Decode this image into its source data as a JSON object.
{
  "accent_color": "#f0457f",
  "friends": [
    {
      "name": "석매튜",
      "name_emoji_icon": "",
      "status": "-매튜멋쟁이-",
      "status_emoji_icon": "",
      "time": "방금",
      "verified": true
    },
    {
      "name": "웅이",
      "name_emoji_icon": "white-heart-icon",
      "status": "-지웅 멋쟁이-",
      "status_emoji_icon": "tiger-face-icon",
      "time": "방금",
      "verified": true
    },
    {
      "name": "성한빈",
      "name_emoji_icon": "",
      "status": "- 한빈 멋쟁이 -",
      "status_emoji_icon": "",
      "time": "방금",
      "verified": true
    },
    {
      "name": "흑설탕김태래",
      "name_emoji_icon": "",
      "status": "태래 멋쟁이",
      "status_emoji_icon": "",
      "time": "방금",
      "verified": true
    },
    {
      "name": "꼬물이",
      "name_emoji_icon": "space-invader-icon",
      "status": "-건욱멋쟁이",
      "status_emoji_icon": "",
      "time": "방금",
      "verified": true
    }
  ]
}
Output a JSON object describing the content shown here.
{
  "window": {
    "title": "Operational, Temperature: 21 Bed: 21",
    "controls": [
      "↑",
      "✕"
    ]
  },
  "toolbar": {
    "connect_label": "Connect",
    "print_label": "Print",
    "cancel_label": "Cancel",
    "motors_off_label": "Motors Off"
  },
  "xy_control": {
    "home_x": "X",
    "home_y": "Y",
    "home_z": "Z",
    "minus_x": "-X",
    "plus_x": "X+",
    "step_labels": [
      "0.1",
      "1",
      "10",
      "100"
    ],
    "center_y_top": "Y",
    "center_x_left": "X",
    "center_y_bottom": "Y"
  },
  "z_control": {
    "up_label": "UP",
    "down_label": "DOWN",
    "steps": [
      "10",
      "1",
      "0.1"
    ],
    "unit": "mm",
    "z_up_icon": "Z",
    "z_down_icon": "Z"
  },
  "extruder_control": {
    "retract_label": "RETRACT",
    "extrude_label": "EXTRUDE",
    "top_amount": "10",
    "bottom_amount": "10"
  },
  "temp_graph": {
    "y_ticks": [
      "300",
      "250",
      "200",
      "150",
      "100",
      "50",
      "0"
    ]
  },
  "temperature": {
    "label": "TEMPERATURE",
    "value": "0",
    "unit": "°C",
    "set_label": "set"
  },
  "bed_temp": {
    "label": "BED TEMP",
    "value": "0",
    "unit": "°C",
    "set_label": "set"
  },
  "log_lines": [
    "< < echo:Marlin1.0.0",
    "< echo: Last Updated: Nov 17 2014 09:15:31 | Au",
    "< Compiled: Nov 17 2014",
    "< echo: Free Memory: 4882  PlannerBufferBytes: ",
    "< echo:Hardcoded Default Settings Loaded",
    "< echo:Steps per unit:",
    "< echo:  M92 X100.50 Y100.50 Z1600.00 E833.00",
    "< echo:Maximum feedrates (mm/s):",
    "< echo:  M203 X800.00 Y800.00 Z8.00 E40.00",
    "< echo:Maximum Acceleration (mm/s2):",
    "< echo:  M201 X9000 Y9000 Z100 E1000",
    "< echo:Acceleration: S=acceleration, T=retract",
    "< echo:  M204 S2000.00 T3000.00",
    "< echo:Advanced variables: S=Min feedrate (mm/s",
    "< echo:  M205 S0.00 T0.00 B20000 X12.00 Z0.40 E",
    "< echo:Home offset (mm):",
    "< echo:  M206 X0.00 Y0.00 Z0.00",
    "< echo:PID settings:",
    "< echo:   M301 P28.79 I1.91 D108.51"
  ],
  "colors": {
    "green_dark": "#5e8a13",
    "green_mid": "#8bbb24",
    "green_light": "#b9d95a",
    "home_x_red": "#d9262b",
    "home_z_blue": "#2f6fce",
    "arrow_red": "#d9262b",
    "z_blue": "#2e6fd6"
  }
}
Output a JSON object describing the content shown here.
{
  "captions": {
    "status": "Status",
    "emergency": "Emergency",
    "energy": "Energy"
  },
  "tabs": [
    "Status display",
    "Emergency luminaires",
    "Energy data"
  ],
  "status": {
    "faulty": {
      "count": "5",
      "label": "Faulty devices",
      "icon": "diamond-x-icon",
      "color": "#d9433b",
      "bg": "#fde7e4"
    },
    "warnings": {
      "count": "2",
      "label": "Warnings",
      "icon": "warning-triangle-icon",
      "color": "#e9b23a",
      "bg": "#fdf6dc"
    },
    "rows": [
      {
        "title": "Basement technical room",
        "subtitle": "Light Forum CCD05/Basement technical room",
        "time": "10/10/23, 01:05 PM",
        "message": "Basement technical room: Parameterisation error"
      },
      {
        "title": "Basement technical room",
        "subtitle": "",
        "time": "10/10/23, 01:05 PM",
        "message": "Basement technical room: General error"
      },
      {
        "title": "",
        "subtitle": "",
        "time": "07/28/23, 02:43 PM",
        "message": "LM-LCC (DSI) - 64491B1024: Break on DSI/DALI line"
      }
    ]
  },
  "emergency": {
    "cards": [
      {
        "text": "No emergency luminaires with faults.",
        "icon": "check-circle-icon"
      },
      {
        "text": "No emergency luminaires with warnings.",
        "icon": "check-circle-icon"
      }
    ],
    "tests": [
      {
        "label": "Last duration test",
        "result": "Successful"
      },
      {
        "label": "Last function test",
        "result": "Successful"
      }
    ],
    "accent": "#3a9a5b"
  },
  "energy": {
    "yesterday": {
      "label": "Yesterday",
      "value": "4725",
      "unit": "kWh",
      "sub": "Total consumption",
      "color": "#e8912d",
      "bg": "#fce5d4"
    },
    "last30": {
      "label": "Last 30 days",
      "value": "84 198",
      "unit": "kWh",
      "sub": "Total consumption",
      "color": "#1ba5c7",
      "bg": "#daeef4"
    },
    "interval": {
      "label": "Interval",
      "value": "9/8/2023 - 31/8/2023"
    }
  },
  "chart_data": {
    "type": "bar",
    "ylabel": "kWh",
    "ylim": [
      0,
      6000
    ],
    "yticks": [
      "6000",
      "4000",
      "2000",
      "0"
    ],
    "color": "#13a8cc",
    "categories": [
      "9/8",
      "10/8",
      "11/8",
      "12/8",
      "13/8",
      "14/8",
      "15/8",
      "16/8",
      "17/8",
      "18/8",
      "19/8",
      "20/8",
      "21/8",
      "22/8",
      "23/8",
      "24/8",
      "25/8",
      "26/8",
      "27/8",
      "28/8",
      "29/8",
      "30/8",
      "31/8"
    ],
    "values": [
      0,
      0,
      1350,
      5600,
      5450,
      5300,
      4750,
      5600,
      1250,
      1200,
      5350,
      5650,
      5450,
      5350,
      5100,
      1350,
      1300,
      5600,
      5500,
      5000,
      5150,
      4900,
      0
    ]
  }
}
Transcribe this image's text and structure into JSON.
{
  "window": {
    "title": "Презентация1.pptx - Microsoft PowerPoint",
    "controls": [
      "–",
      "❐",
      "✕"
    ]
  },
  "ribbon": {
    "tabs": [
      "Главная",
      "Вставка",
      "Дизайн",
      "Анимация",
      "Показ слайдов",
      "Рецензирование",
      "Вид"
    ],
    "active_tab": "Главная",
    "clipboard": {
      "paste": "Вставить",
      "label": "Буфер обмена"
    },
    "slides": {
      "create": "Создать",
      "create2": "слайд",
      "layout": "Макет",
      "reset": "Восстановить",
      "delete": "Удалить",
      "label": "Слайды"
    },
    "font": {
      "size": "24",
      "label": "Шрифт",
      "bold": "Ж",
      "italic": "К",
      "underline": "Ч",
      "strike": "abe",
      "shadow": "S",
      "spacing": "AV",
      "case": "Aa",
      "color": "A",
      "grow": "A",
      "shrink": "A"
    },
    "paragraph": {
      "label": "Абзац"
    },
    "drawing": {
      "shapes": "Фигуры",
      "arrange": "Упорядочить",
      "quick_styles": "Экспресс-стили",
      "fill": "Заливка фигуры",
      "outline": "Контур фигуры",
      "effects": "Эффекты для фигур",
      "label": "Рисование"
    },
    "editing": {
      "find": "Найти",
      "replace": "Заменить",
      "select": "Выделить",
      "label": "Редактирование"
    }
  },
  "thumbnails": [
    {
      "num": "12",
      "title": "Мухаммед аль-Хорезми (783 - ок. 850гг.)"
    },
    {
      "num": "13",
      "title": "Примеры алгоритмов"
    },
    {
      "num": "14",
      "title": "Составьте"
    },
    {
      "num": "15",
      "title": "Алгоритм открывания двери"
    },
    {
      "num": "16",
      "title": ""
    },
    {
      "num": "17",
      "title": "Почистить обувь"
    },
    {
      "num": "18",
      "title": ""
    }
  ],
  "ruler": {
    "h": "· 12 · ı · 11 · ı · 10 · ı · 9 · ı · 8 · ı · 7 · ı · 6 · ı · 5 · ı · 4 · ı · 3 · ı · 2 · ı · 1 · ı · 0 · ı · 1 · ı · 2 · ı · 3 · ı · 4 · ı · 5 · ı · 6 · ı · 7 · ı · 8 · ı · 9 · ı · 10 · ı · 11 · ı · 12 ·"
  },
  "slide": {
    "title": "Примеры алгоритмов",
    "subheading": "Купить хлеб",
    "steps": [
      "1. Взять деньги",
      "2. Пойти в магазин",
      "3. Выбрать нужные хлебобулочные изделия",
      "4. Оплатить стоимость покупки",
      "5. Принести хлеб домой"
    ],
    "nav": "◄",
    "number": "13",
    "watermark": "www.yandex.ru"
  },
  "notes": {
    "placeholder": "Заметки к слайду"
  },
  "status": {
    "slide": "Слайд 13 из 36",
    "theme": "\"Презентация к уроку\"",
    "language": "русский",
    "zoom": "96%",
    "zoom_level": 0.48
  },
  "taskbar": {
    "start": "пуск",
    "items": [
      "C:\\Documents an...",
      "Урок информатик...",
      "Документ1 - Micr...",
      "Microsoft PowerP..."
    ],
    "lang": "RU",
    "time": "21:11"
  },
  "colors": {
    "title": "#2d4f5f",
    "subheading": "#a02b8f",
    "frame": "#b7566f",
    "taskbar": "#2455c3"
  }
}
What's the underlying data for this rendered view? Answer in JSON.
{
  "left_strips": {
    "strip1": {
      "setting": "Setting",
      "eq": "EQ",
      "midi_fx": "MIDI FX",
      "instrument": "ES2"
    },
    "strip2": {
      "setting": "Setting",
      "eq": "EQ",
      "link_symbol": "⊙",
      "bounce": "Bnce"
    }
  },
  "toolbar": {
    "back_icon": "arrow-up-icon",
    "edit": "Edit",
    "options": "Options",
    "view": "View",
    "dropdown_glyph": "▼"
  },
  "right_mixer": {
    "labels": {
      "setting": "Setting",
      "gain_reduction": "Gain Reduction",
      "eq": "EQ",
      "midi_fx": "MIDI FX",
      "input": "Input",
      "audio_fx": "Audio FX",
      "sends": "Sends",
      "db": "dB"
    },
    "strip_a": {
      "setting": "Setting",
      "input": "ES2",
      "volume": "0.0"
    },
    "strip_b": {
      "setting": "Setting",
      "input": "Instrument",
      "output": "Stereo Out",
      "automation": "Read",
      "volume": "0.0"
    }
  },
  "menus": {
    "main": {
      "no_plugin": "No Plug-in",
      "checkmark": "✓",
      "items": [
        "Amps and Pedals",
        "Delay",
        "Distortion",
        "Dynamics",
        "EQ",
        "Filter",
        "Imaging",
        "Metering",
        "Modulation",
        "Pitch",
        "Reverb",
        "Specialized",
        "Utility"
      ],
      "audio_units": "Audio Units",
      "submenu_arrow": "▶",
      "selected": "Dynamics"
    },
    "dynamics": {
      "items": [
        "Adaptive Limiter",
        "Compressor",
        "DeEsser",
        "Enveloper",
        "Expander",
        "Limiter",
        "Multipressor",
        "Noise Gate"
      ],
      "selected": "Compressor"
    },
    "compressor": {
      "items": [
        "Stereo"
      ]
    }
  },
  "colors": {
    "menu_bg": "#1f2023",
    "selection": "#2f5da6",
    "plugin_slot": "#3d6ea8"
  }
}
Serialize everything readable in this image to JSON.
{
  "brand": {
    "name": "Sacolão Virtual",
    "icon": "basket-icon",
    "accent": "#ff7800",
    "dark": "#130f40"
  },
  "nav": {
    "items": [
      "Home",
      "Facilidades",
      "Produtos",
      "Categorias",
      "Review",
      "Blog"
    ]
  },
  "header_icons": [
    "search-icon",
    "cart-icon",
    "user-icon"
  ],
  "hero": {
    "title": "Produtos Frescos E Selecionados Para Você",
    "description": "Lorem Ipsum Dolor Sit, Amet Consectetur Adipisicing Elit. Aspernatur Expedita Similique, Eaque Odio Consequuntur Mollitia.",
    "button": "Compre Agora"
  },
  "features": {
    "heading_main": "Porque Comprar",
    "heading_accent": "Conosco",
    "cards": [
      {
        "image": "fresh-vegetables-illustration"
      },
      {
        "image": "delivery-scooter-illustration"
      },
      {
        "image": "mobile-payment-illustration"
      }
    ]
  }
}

▶ [EXERCISE GOAL] From the "Serialize everything readable" line to the close of the listing, restate each line word for word.

▶ [REPLY TO THE EXERCISE]
Serialize everything readable in this image to JSON.
{
  "brand": {
    "name": "Sacolão Virtual",
    "icon": "basket-icon",
    "accent": "#ff7800",
    "dark": "#130f40"
  },
  "nav": {
    "items": [
      "Home",
      "Facilidades",
      "Produtos",
      "Categorias",
      "Review",
      "Blog"
    ]
  },
  "header_icons": [
    "search-icon",
    "cart-icon",
    "user-icon"
  ],
  "hero": {
    "title": "Produtos Frescos E Selecionados Para Você",
    "description": "Lorem Ipsum Dolor Sit, Amet Consectetur Adipisicing Elit. Aspernatur Expedita Similique, Eaque Odio Consequuntur Mollitia.",
    "button": "Compre Agora"
  },
  "features": {
    "heading_main": "Porque Comprar",
    "heading_accent": "Conosco",
    "cards": [
      {
        "image": "fresh-vegetables-illustration"
      },
      {
        "image": "delivery-scooter-illustration"
      },
      {
        "image": "mobile-payment-illustration"
      }
    ]
  }
}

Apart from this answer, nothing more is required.